Input for this task:

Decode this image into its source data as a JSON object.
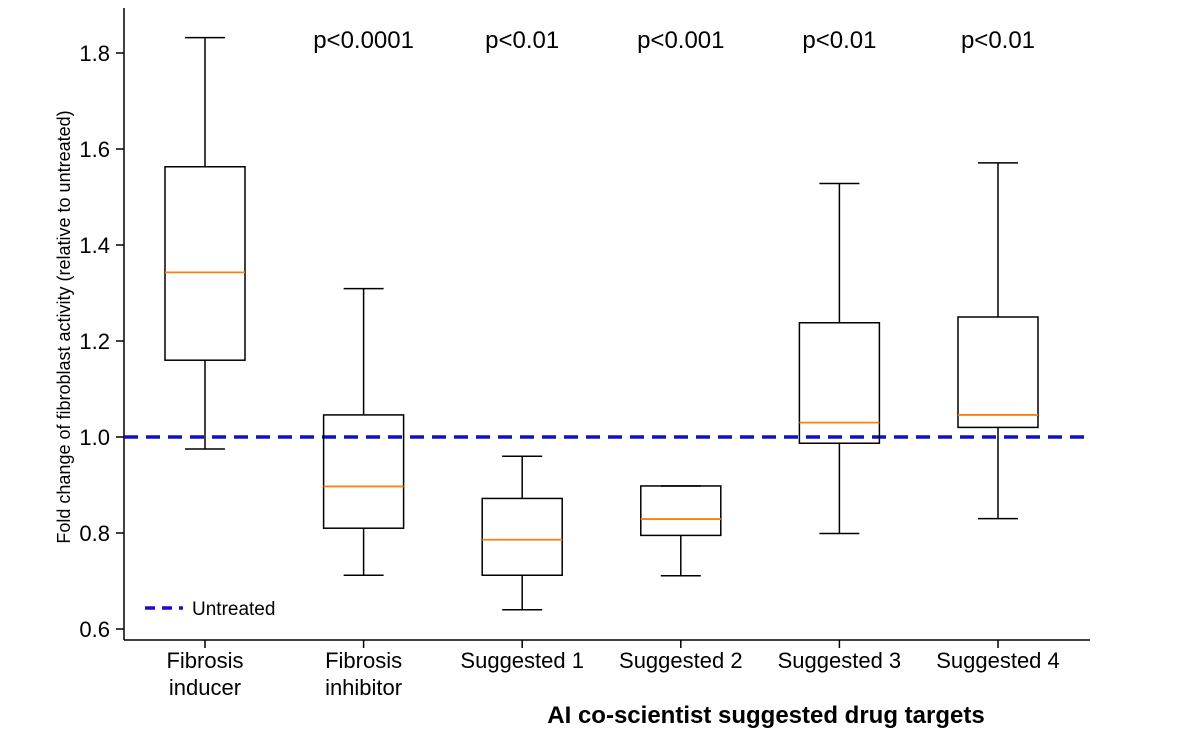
{
  "chart_data": {
    "type": "box",
    "ylabel": "Fold change of fibroblast activity (relative to untreated)",
    "xlabel": "",
    "ylim": [
      0.58,
      1.88
    ],
    "yticks": [
      0.6,
      0.8,
      1.0,
      1.2,
      1.4,
      1.6,
      1.8
    ],
    "ytick_labels": [
      "0.6",
      "0.8",
      "1.0",
      "1.2",
      "1.4",
      "1.6",
      "1.8"
    ],
    "categories": [
      [
        "Fibrosis",
        "inducer"
      ],
      [
        "Fibrosis",
        "inhibitor"
      ],
      [
        "Suggested 1"
      ],
      [
        "Suggested 2"
      ],
      [
        "Suggested 3"
      ],
      [
        "Suggested 4"
      ]
    ],
    "boxes": [
      {
        "whisker_low": 0.975,
        "q1": 1.16,
        "median": 1.343,
        "q3": 1.563,
        "whisker_high": 1.832,
        "pvalue": ""
      },
      {
        "whisker_low": 0.712,
        "q1": 0.81,
        "median": 0.897,
        "q3": 1.046,
        "whisker_high": 1.309,
        "pvalue": "p<0.0001"
      },
      {
        "whisker_low": 0.64,
        "q1": 0.712,
        "median": 0.786,
        "q3": 0.872,
        "whisker_high": 0.96,
        "pvalue": "p<0.01"
      },
      {
        "whisker_low": 0.711,
        "q1": 0.795,
        "median": 0.829,
        "q3": 0.898,
        "whisker_high": 0.898,
        "pvalue": "p<0.001"
      },
      {
        "whisker_low": 0.799,
        "q1": 0.987,
        "median": 1.03,
        "q3": 1.238,
        "whisker_high": 1.528,
        "pvalue": "p<0.01"
      },
      {
        "whisker_low": 0.83,
        "q1": 1.02,
        "median": 1.046,
        "q3": 1.25,
        "whisker_high": 1.571,
        "pvalue": "p<0.01"
      }
    ],
    "reference_line": {
      "y": 1.0,
      "label": "Untreated",
      "color": "#1010c8",
      "style": "dashed"
    },
    "legend": {
      "entries": [
        "Untreated"
      ],
      "location": "lower-left"
    },
    "group_caption": "AI co-scientist suggested drug targets",
    "colors": {
      "box": "#000000",
      "median": "#ff7f0e",
      "reference": "#1010c8"
    }
  }
}
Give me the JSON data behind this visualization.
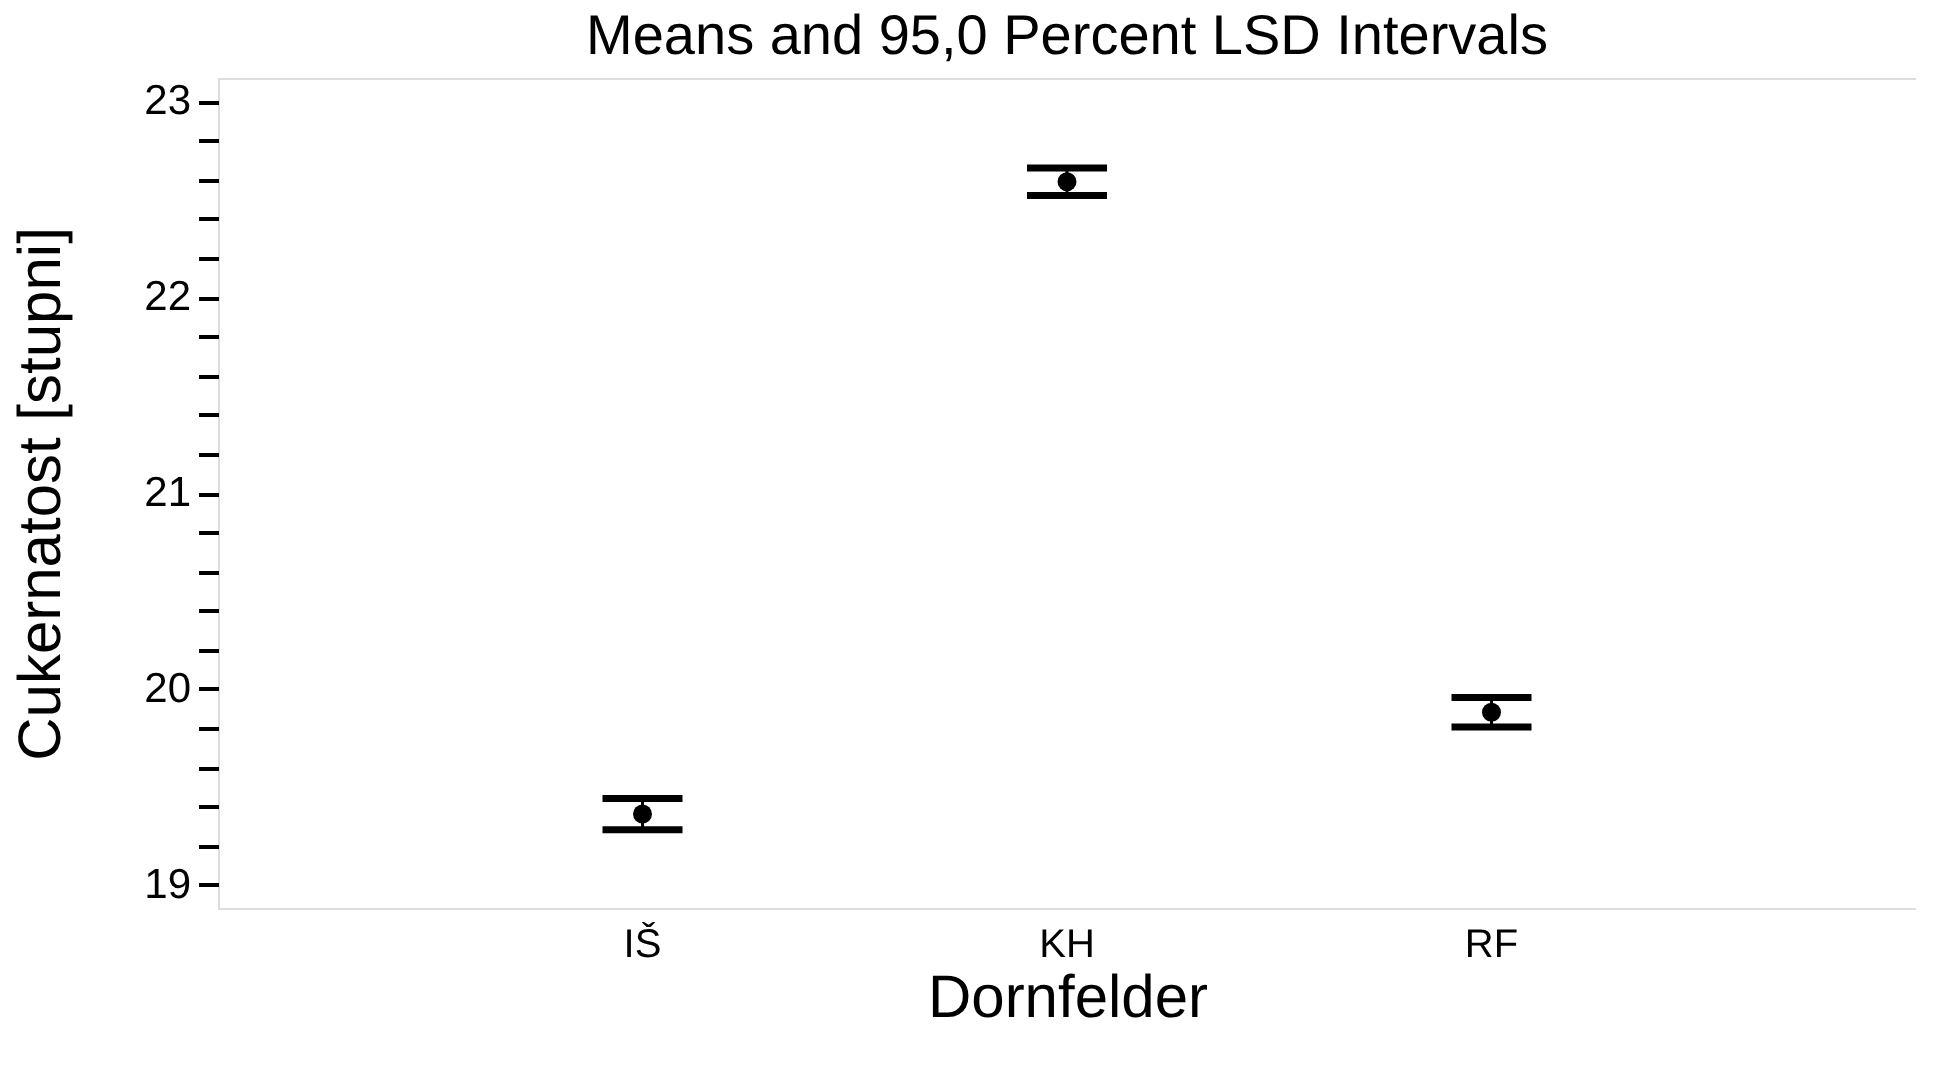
{
  "chart_data": {
    "type": "scatter",
    "title": "Means and 95,0 Percent LSD Intervals",
    "xlabel": "Dornfelder",
    "ylabel": "Cukernatost [stupni]",
    "categories": [
      "IŠ",
      "KH",
      "RF"
    ],
    "values": [
      19.36,
      22.59,
      19.88
    ],
    "errors": [
      0.08,
      0.07,
      0.075
    ],
    "color": "#000000",
    "ylim": [
      18.88,
      23.12
    ],
    "yticks": [
      19,
      {
        "value": 19.2,
        "label": null
      },
      {
        "value": 19.4,
        "label": null
      },
      {
        "value": 19.6,
        "label": null
      },
      {
        "value": 19.8,
        "label": null
      },
      20,
      {
        "value": 20.2,
        "label": null
      },
      {
        "value": 20.4,
        "label": null
      },
      {
        "value": 20.6,
        "label": null
      },
      {
        "value": 20.8,
        "label": null
      },
      21,
      {
        "value": 21.2,
        "label": null
      },
      {
        "value": 21.4,
        "label": null
      },
      {
        "value": 21.6,
        "label": null
      },
      {
        "value": 21.8,
        "label": null
      },
      22,
      {
        "value": 22.2,
        "label": null
      },
      {
        "value": 22.4,
        "label": null
      },
      {
        "value": 22.6,
        "label": null
      },
      {
        "value": 22.8,
        "label": null
      },
      23
    ],
    "marker": "circle",
    "grid": false,
    "legend": false
  }
}
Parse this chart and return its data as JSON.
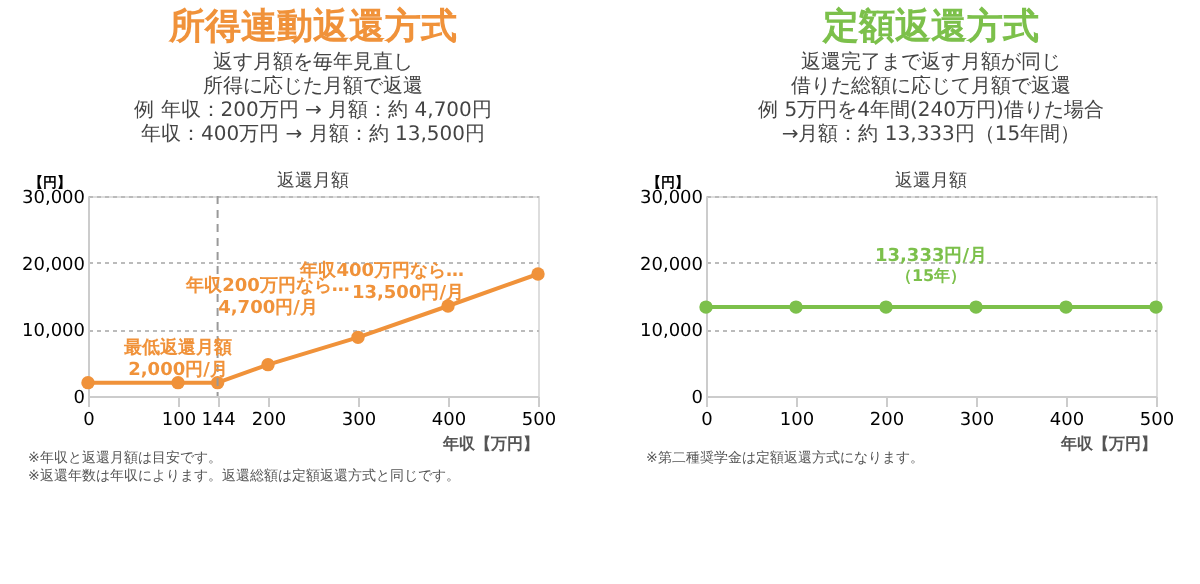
{
  "chart_data": [
    {
      "type": "line",
      "title": "所得連動返還方式",
      "subtitle": [
        "返す月額を毎年見直し",
        "所得に応じた月額で返還",
        "例 年収：200万円 → 月額：約 4,700円",
        "年収：400万円 → 月額：約 13,500円"
      ],
      "xlabel": "年収【万円】",
      "ylabel": "【円】",
      "x": [
        0,
        100,
        144,
        200,
        300,
        400,
        500
      ],
      "series": [
        {
          "color": "#f0923a",
          "values": [
            2000,
            2000,
            2000,
            4700,
            8800,
            13500,
            18300
          ]
        }
      ],
      "xlim": [
        0,
        500
      ],
      "xticks": [
        0,
        100,
        144,
        200,
        300,
        400,
        500
      ],
      "ylim": [
        0,
        30000
      ],
      "yticks": [
        0,
        {
          "value": 10000,
          "label": "10,000"
        },
        {
          "value": 20000,
          "label": "20,000"
        },
        {
          "value": 30000,
          "label": "30,000"
        }
      ],
      "ref_lines": [
        {
          "axis": "x",
          "value": 144,
          "color": "#999999",
          "line_style": "dashed"
        }
      ],
      "grid": "y",
      "marker": "circle",
      "annotations": [
        "返還月額",
        {
          "text": "最低返還月額\n2,000円/月",
          "x": 100,
          "y": 2000
        },
        {
          "text": "年収200万円なら…\n4,700円/月",
          "x": 200,
          "y": 4700
        },
        {
          "text": "年収400万円なら…\n13,500円/月",
          "x": 400,
          "y": 13500
        },
        "※年収と返還月額は目安です。",
        "※返還年数は年収によります。返還総額は定額返還方式と同じです。"
      ]
    },
    {
      "type": "line",
      "title": "定額返還方式",
      "subtitle": [
        "返還完了まで返す月額が同じ",
        "借りた総額に応じて月額で返還",
        "例 5万円を4年間(240万円)借りた場合",
        "→月額：約 13,333円（15年間）"
      ],
      "xlabel": "年収【万円】",
      "ylabel": "【円】",
      "x": [
        0,
        100,
        200,
        300,
        400,
        500
      ],
      "series": [
        {
          "color": "#7cc04b",
          "values": [
            13333,
            13333,
            13333,
            13333,
            13333,
            13333
          ]
        }
      ],
      "xlim": [
        0,
        500
      ],
      "xticks": [
        0,
        100,
        200,
        300,
        400,
        500
      ],
      "ylim": [
        0,
        30000
      ],
      "yticks": [
        0,
        {
          "value": 10000,
          "label": "10,000"
        },
        {
          "value": 20000,
          "label": "20,000"
        },
        {
          "value": 30000,
          "label": "30,000"
        }
      ],
      "grid": "y",
      "marker": "circle",
      "annotations": [
        "返還月額",
        {
          "text": "13,333円/月",
          "x": 250,
          "y": 13333
        },
        {
          "text": "（15年）",
          "x": 250,
          "y": 13333
        },
        "※第二種奨学金は定額返還方式になります。"
      ]
    }
  ]
}
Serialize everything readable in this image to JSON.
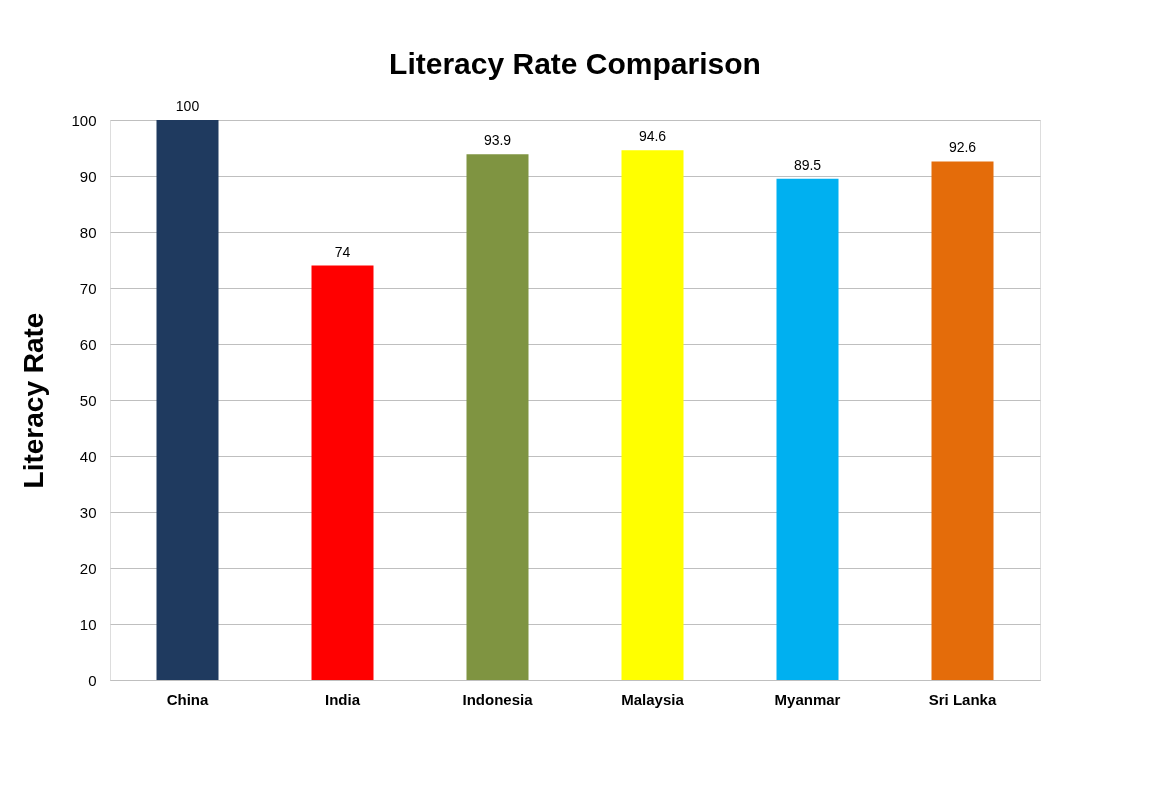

Directions: What you return should match the records above word for word, minus the pictures.

The reply:
Decode this image into its source data as a JSON object.
{
  "chart_data": {
    "type": "box",
    "ylabel": "Fold change of fibroblast activity (relative to untreated)",
    "xlabel": "",
    "ylim": [
      0.58,
      1.88
    ],
    "yticks": [
      0.6,
      0.8,
      1.0,
      1.2,
      1.4,
      1.6,
      1.8
    ],
    "ytick_labels": [
      "0.6",
      "0.8",
      "1.0",
      "1.2",
      "1.4",
      "1.6",
      "1.8"
    ],
    "categories": [
      [
        "Fibrosis",
        "inducer"
      ],
      [
        "Fibrosis",
        "inhibitor"
      ],
      [
        "Suggested 1"
      ],
      [
        "Suggested 2"
      ],
      [
        "Suggested 3"
      ],
      [
        "Suggested 4"
      ]
    ],
    "boxes": [
      {
        "whisker_low": 0.975,
        "q1": 1.16,
        "median": 1.343,
        "q3": 1.563,
        "whisker_high": 1.832,
        "pvalue": ""
      },
      {
        "whisker_low": 0.712,
        "q1": 0.81,
        "median": 0.897,
        "q3": 1.046,
        "whisker_high": 1.309,
        "pvalue": "p<0.0001"
      },
      {
        "whisker_low": 0.64,
        "q1": 0.712,
        "median": 0.786,
        "q3": 0.872,
        "whisker_high": 0.96,
        "pvalue": "p<0.01"
      },
      {
        "whisker_low": 0.711,
        "q1": 0.795,
        "median": 0.829,
        "q3": 0.898,
        "whisker_high": 0.898,
        "pvalue": "p<0.001"
      },
      {
        "whisker_low": 0.799,
        "q1": 0.987,
        "median": 1.03,
        "q3": 1.238,
        "whisker_high": 1.528,
        "pvalue": "p<0.01"
      },
      {
        "whisker_low": 0.83,
        "q1": 1.02,
        "median": 1.046,
        "q3": 1.25,
        "whisker_high": 1.571,
        "pvalue": "p<0.01"
      }
    ],
    "reference_line": {
      "y": 1.0,
      "label": "Untreated",
      "color": "#1010c8",
      "style": "dashed"
    },
    "legend": {
      "entries": [
        "Untreated"
      ],
      "location": "lower-left"
    },
    "group_caption": "AI co-scientist suggested drug targets",
    "colors": {
      "box": "#000000",
      "median": "#ff7f0e",
      "reference": "#1010c8"
    }
  }
}
Give me the JSON data behind this visualization.
{
  "chart_data": {
    "type": "scatter",
    "title": "Means and 95,0 Percent LSD Intervals",
    "xlabel": "Dornfelder",
    "ylabel": "Cukernatost [stupni]",
    "categories": [
      "IŠ",
      "KH",
      "RF"
    ],
    "values": [
      19.36,
      22.59,
      19.88
    ],
    "errors": [
      0.08,
      0.07,
      0.075
    ],
    "color": "#000000",
    "ylim": [
      18.88,
      23.12
    ],
    "yticks": [
      19,
      {
        "value": 19.2,
        "label": null
      },
      {
        "value": 19.4,
        "label": null
      },
      {
        "value": 19.6,
        "label": null
      },
      {
        "value": 19.8,
        "label": null
      },
      20,
      {
        "value": 20.2,
        "label": null
      },
      {
        "value": 20.4,
        "label": null
      },
      {
        "value": 20.6,
        "label": null
      },
      {
        "value": 20.8,
        "label": null
      },
      21,
      {
        "value": 21.2,
        "label": null
      },
      {
        "value": 21.4,
        "label": null
      },
      {
        "value": 21.6,
        "label": null
      },
      {
        "value": 21.8,
        "label": null
      },
      22,
      {
        "value": 22.2,
        "label": null
      },
      {
        "value": 22.4,
        "label": null
      },
      {
        "value": 22.6,
        "label": null
      },
      {
        "value": 22.8,
        "label": null
      },
      23
    ],
    "marker": "circle",
    "grid": false,
    "legend": false
  }
}
Parse this chart and return its data as JSON.
{
  "chart_data": [
    {
      "type": "line",
      "title": "所得連動返還方式",
      "subtitle": [
        "返す月額を毎年見直し",
        "所得に応じた月額で返還",
        "例 年収：200万円 → 月額：約 4,700円",
        "年収：400万円 → 月額：約 13,500円"
      ],
      "xlabel": "年収【万円】",
      "ylabel": "【円】",
      "x": [
        0,
        100,
        144,
        200,
        300,
        400,
        500
      ],
      "series": [
        {
          "color": "#f0923a",
          "values": [
            2000,
            2000,
            2000,
            4700,
            8800,
            13500,
            18300
          ]
        }
      ],
      "xlim": [
        0,
        500
      ],
      "xticks": [
        0,
        100,
        144,
        200,
        300,
        400,
        500
      ],
      "ylim": [
        0,
        30000
      ],
      "yticks": [
        0,
        {
          "value": 10000,
          "label": "10,000"
        },
        {
          "value": 20000,
          "label": "20,000"
        },
        {
          "value": 30000,
          "label": "30,000"
        }
      ],
      "ref_lines": [
        {
          "axis": "x",
          "value": 144,
          "color": "#999999",
          "line_style": "dashed"
        }
      ],
      "grid": "y",
      "marker": "circle",
      "annotations": [
        "返還月額",
        {
          "text": "最低返還月額\n2,000円/月",
          "x": 100,
          "y": 2000
        },
        {
          "text": "年収200万円なら…\n4,700円/月",
          "x": 200,
          "y": 4700
        },
        {
          "text": "年収400万円なら…\n13,500円/月",
          "x": 400,
          "y": 13500
        },
        "※年収と返還月額は目安です。",
        "※返還年数は年収によります。返還総額は定額返還方式と同じです。"
      ]
    },
    {
      "type": "line",
      "title": "定額返還方式",
      "subtitle": [
        "返還完了まで返す月額が同じ",
        "借りた総額に応じて月額で返還",
        "例 5万円を4年間(240万円)借りた場合",
        "→月額：約 13,333円（15年間）"
      ],
      "xlabel": "年収【万円】",
      "ylabel": "【円】",
      "x": [
        0,
        100,
        200,
        300,
        400,
        500
      ],
      "series": [
        {
          "color": "#7cc04b",
          "values": [
            13333,
            13333,
            13333,
            13333,
            13333,
            13333
          ]
        }
      ],
      "xlim": [
        0,
        500
      ],
      "xticks": [
        0,
        100,
        200,
        300,
        400,
        500
      ],
      "ylim": [
        0,
        30000
      ],
      "yticks": [
        0,
        {
          "value": 10000,
          "label": "10,000"
        },
        {
          "value": 20000,
          "label": "20,000"
        },
        {
          "value": 30000,
          "label": "30,000"
        }
      ],
      "grid": "y",
      "marker": "circle",
      "annotations": [
        "返還月額",
        {
          "text": "13,333円/月",
          "x": 250,
          "y": 13333
        },
        {
          "text": "（15年）",
          "x": 250,
          "y": 13333
        },
        "※第二種奨学金は定額返還方式になります。"
      ]
    }
  ]
}
Serialize everything readable in this image to JSON.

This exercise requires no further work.